### Exercise
Lift every line from the entries that includes the word "xlabel".

(Stored entries)
— BEGIN —
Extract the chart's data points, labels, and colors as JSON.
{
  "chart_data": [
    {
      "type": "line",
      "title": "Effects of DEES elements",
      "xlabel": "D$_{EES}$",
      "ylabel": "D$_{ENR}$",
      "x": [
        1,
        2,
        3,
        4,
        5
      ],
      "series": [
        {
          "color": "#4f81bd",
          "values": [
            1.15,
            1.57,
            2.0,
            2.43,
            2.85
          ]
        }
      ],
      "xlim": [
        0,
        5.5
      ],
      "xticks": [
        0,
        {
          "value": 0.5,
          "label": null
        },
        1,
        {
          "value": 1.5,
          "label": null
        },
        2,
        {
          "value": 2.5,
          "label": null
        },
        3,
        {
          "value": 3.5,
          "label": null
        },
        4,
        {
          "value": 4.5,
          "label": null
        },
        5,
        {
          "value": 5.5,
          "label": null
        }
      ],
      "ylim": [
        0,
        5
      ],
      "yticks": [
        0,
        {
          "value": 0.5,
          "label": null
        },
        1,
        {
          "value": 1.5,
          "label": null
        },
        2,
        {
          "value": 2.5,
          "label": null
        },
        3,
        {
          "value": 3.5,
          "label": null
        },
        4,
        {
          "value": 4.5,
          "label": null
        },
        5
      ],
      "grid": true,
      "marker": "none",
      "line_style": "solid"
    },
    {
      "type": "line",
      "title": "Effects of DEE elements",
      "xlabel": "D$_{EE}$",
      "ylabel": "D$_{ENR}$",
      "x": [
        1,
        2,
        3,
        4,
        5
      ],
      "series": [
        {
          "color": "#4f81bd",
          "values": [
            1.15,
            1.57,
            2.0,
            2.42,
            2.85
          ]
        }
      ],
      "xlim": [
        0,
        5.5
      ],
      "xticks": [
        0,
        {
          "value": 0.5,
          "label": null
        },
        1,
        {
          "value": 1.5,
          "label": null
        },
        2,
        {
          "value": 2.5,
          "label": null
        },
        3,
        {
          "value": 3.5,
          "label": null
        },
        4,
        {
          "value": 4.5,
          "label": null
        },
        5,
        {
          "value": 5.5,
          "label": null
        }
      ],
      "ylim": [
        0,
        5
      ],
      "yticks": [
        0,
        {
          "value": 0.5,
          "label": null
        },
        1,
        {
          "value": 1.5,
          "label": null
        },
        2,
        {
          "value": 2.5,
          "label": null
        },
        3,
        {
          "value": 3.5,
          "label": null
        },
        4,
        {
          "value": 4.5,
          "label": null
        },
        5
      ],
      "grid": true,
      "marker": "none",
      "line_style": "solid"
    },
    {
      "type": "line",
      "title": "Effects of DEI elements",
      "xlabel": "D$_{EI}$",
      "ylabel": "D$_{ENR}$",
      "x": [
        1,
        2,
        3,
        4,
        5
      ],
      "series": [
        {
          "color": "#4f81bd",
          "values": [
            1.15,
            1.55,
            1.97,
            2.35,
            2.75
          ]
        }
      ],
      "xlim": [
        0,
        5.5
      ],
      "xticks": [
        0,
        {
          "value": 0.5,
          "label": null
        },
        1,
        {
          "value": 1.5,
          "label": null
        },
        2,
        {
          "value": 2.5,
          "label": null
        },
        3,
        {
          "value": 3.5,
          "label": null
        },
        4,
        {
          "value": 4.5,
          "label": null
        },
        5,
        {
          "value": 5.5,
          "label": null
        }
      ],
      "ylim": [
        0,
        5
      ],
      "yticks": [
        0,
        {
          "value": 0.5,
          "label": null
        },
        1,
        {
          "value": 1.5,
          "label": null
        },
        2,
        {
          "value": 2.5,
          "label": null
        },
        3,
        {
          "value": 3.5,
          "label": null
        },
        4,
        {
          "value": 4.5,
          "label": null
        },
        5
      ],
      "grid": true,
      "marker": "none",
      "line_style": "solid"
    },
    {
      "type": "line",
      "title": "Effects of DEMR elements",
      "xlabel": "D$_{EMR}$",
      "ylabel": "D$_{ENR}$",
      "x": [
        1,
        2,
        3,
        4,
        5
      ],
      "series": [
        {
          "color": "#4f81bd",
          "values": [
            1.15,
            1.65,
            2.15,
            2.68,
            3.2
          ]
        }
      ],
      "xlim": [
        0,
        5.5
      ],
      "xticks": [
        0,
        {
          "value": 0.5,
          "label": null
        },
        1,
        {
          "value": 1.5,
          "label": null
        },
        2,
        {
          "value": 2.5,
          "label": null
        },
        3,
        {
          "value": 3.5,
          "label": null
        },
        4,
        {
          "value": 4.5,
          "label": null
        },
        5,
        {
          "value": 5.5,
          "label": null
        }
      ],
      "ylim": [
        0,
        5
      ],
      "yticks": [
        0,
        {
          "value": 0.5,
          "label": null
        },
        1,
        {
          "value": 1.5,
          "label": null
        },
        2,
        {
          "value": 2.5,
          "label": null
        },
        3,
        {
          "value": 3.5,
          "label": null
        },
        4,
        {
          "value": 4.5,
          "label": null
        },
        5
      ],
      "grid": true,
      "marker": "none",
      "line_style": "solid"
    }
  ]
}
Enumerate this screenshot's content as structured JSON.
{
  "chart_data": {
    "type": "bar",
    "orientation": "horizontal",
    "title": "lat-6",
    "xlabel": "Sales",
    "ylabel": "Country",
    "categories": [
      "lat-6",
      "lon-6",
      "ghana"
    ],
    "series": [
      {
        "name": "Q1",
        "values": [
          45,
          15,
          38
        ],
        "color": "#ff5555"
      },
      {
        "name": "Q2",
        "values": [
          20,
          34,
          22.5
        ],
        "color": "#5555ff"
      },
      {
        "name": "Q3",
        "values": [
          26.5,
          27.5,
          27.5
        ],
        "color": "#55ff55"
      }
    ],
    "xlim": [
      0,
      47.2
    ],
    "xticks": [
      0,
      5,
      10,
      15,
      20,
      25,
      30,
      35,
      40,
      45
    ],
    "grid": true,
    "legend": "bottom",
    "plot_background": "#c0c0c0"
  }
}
— END —
### Exercise result
      "xlabel": "D$_{EES}$",
      "xlabel": "D$_{EE}$",
      "xlabel": "D$_{EI}$",
      "xlabel": "D$_{EMR}$",
    "xlabel": "Sales",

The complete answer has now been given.